**The problem:**
Determine the count of lines holding "カテゴリ" and give that count alone.

**Extracted entries:**
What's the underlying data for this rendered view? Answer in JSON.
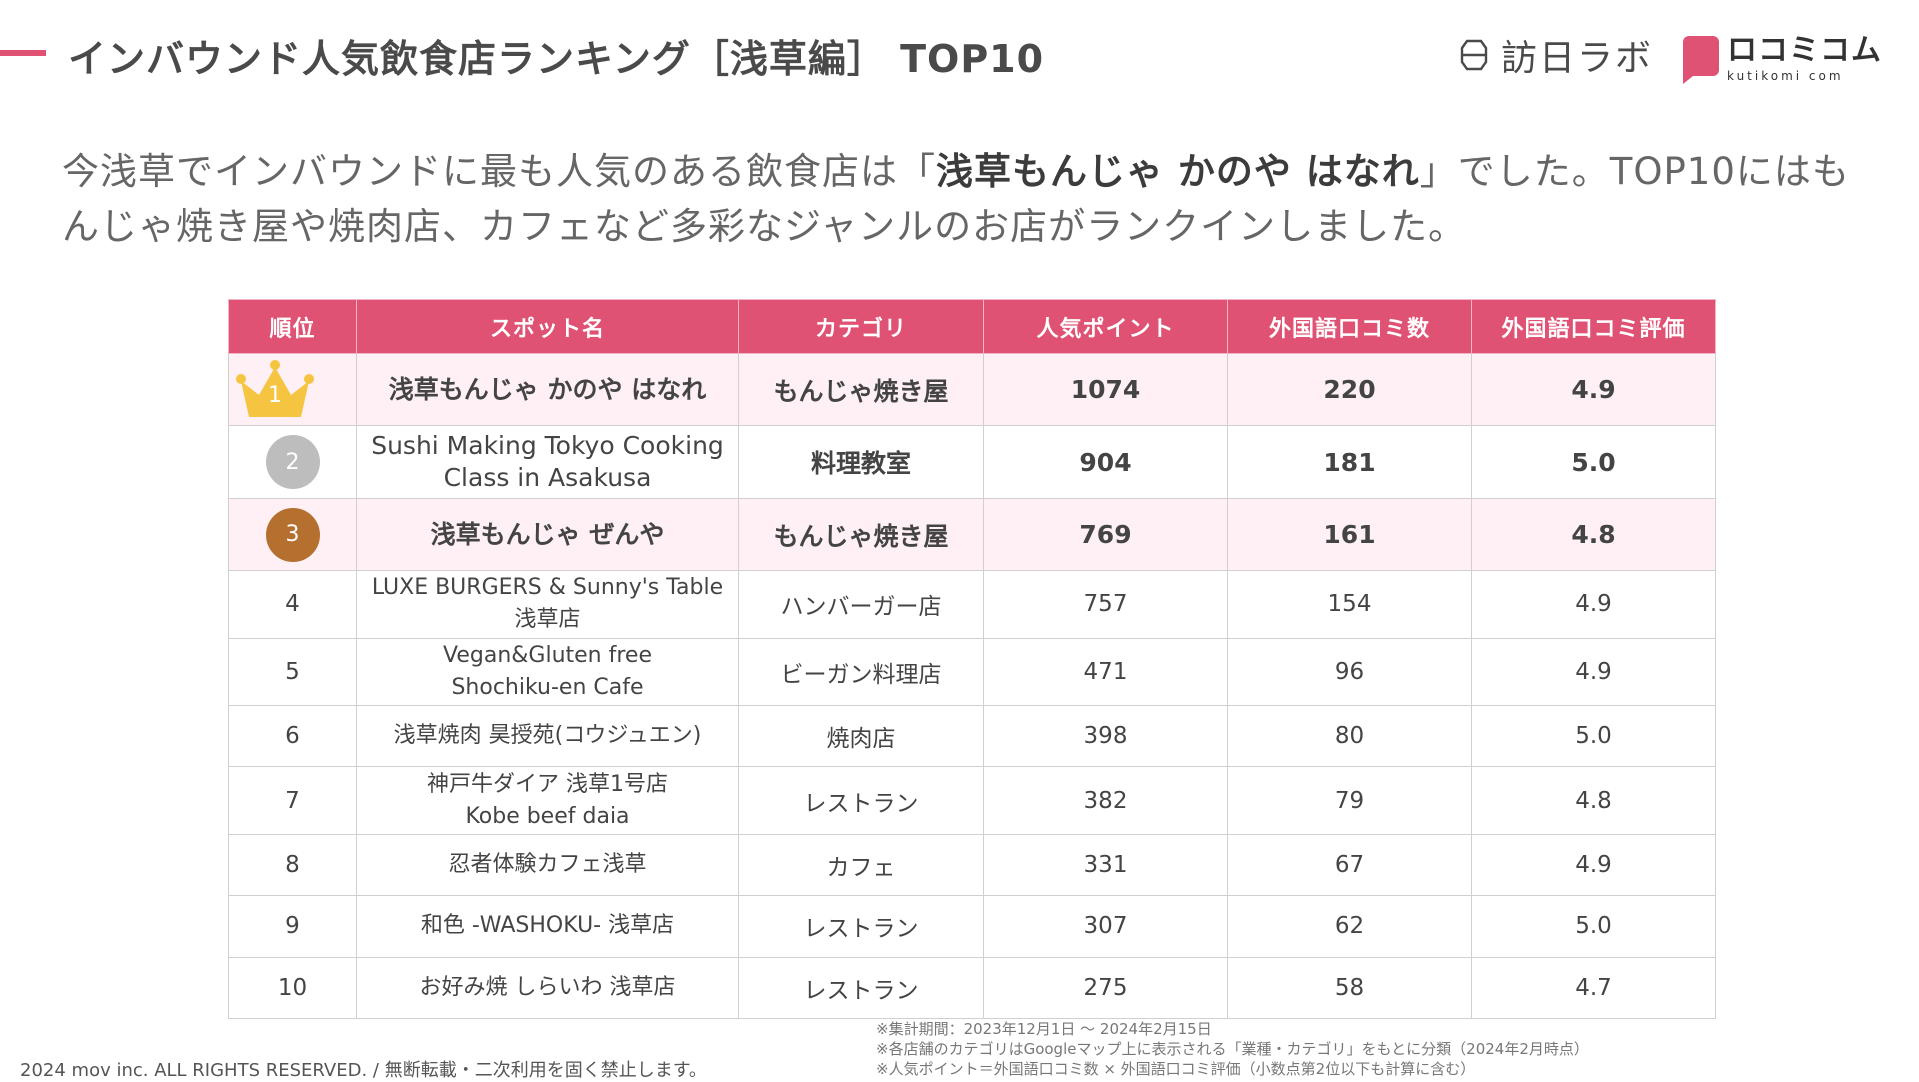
{
  "header": {
    "title": "インバウンド人気飲食店ランキング［浅草編］ TOP10",
    "logo_houni": "訪日ラボ",
    "logo_kuchikomi": "ロコミコム",
    "logo_kuchikomi_en": "kutikomi com"
  },
  "intro": {
    "before": "今浅草でインバウンドに最も人気のある飲食店は「",
    "highlight": "浅草もんじゃ かのや はなれ",
    "after": "」でした。TOP10にはもんじゃ焼き屋や焼肉店、カフェなど多彩なジャンルのお店がランクインしました。"
  },
  "table": {
    "headers": {
      "rank": "順位",
      "spot": "スポット名",
      "category": "カテゴリ",
      "points": "人気ポイント",
      "reviews": "外国語口コミ数",
      "rating": "外国語口コミ評価"
    },
    "rows": [
      {
        "rank": "1",
        "name_l1": "浅草もんじゃ かのや はなれ",
        "name_l2": "",
        "category": "もんじゃ焼き屋",
        "points": "1074",
        "reviews": "220",
        "rating": "4.9"
      },
      {
        "rank": "2",
        "name_l1": "Sushi Making Tokyo Cooking",
        "name_l2": "Class in Asakusa",
        "category": "料理教室",
        "points": "904",
        "reviews": "181",
        "rating": "5.0"
      },
      {
        "rank": "3",
        "name_l1": "浅草もんじゃ ぜんや",
        "name_l2": "",
        "category": "もんじゃ焼き屋",
        "points": "769",
        "reviews": "161",
        "rating": "4.8"
      },
      {
        "rank": "4",
        "name_l1": "LUXE BURGERS & Sunny's Table",
        "name_l2": "浅草店",
        "category": "ハンバーガー店",
        "points": "757",
        "reviews": "154",
        "rating": "4.9"
      },
      {
        "rank": "5",
        "name_l1": "Vegan&Gluten free",
        "name_l2": "Shochiku-en Cafe",
        "category": "ビーガン料理店",
        "points": "471",
        "reviews": "96",
        "rating": "4.9"
      },
      {
        "rank": "6",
        "name_l1": "浅草焼肉 昊授苑(コウジュエン)",
        "name_l2": "",
        "category": "焼肉店",
        "points": "398",
        "reviews": "80",
        "rating": "5.0"
      },
      {
        "rank": "7",
        "name_l1": "神戸牛ダイア 浅草1号店",
        "name_l2": "Kobe beef daia",
        "category": "レストラン",
        "points": "382",
        "reviews": "79",
        "rating": "4.8"
      },
      {
        "rank": "8",
        "name_l1": "忍者体験カフェ浅草",
        "name_l2": "",
        "category": "カフェ",
        "points": "331",
        "reviews": "67",
        "rating": "4.9"
      },
      {
        "rank": "9",
        "name_l1": "和色 -WASHOKU- 浅草店",
        "name_l2": "",
        "category": "レストラン",
        "points": "307",
        "reviews": "62",
        "rating": "5.0"
      },
      {
        "rank": "10",
        "name_l1": "お好み焼 しらいわ 浅草店",
        "name_l2": "",
        "category": "レストラン",
        "points": "275",
        "reviews": "58",
        "rating": "4.7"
      }
    ]
  },
  "footer": {
    "copyright": "2024 mov inc. ALL RIGHTS RESERVED. / 無断転載・二次利用を固く禁止します。",
    "notes": [
      "※集計期間：2023年12月1日 〜 2024年2月15日",
      "※各店舗のカテゴリはGoogleマップ上に表示される「業種・カテゴリ」をもとに分類（2024年2月時点）",
      "※人気ポイント＝外国語口コミ数 × 外国語口コミ評価（小数点第2位以下も計算に含む）"
    ]
  },
  "colors": {
    "accent": "#e05274",
    "highlight_row": "#fef0f4",
    "gold": "#f5c542",
    "silver": "#bdbdbd",
    "bronze": "#b5702f"
  }
}
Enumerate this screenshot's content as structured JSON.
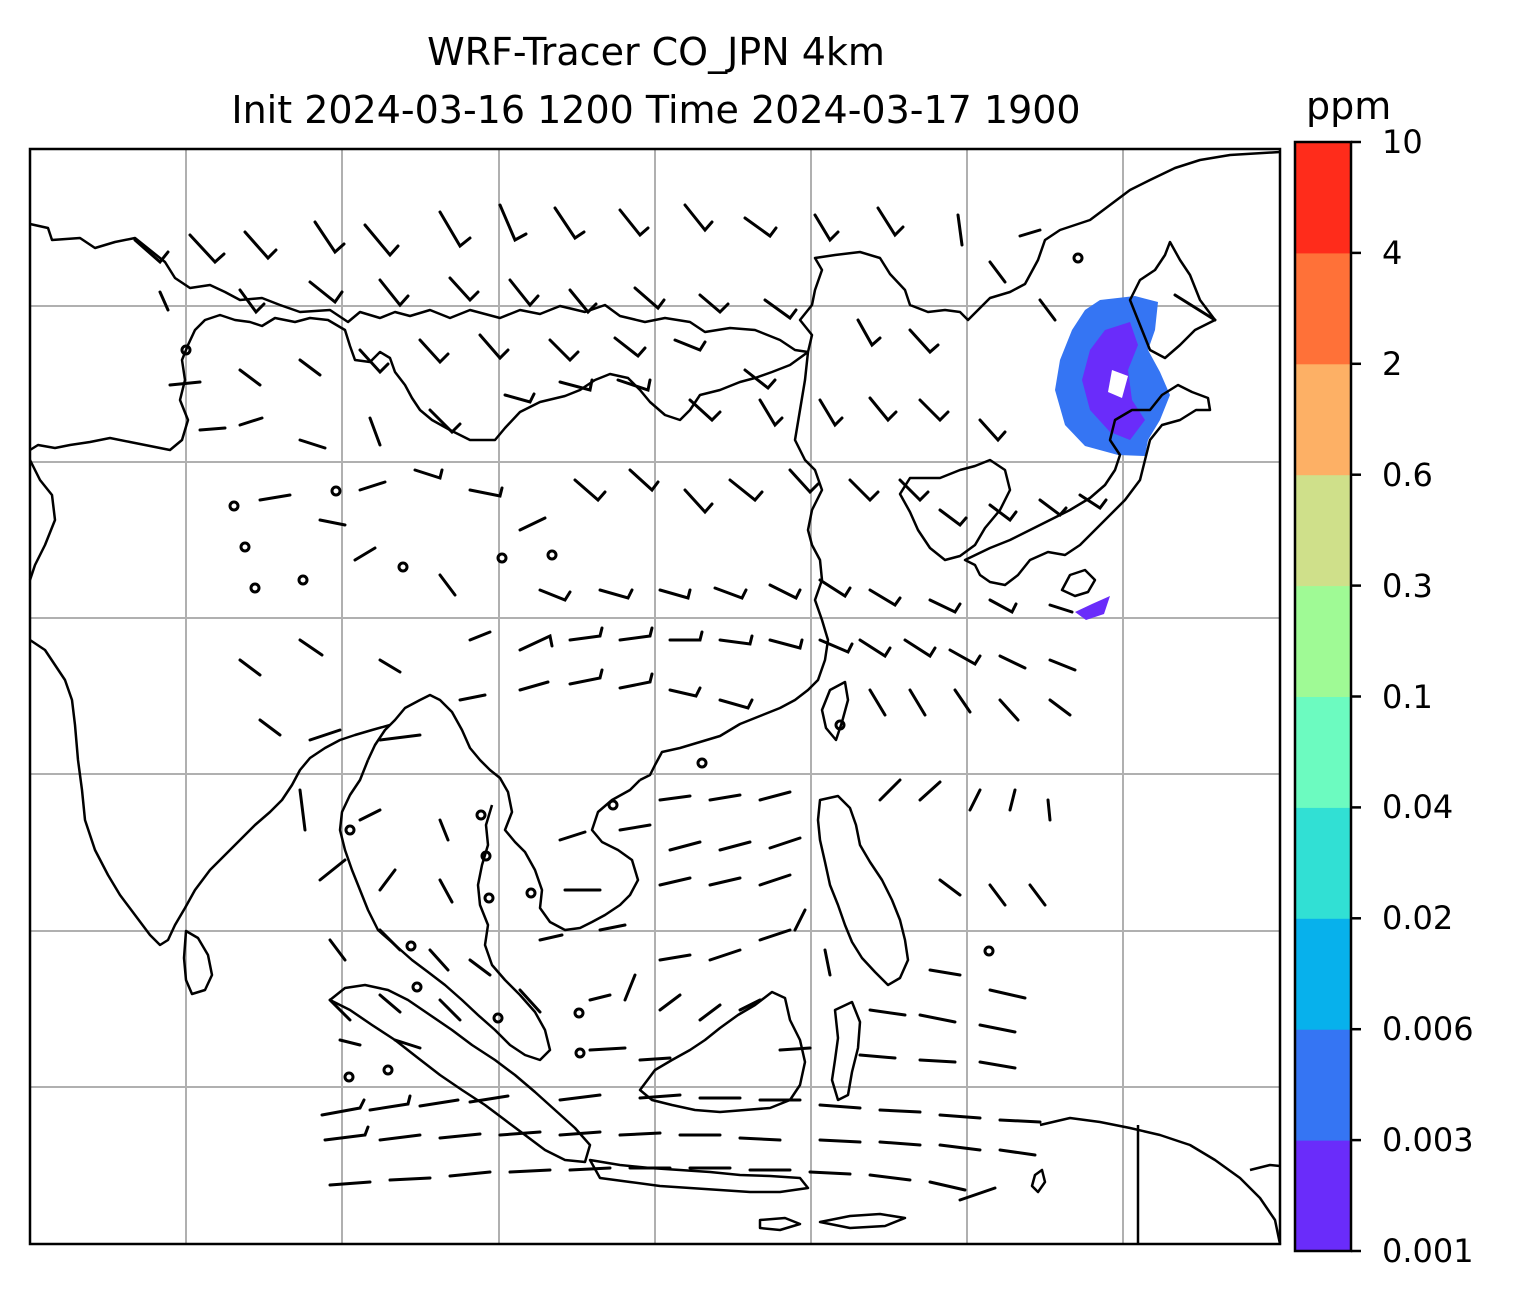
{
  "title": {
    "line1": "WRF-Tracer CO_JPN 4km",
    "line2": "Init 2024-03-16 1200 Time 2024-03-17 1900"
  },
  "colorbar": {
    "unit": "ppm",
    "levels": [
      "0.001",
      "0.003",
      "0.006",
      "0.02",
      "0.04",
      "0.1",
      "0.3",
      "0.6",
      "2",
      "4",
      "10"
    ],
    "colors": [
      "#6a2cfa",
      "#3575f3",
      "#07b1ec",
      "#31e0d4",
      "#6cfbc0",
      "#9ffa95",
      "#cfe08a",
      "#fdb065",
      "#ff7138",
      "#ff2c1b"
    ]
  },
  "map": {
    "tracer_color": "#4a55f0",
    "coastline_color": "#000000",
    "grid_color": "#b0b0b0"
  }
}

**Written response:**
2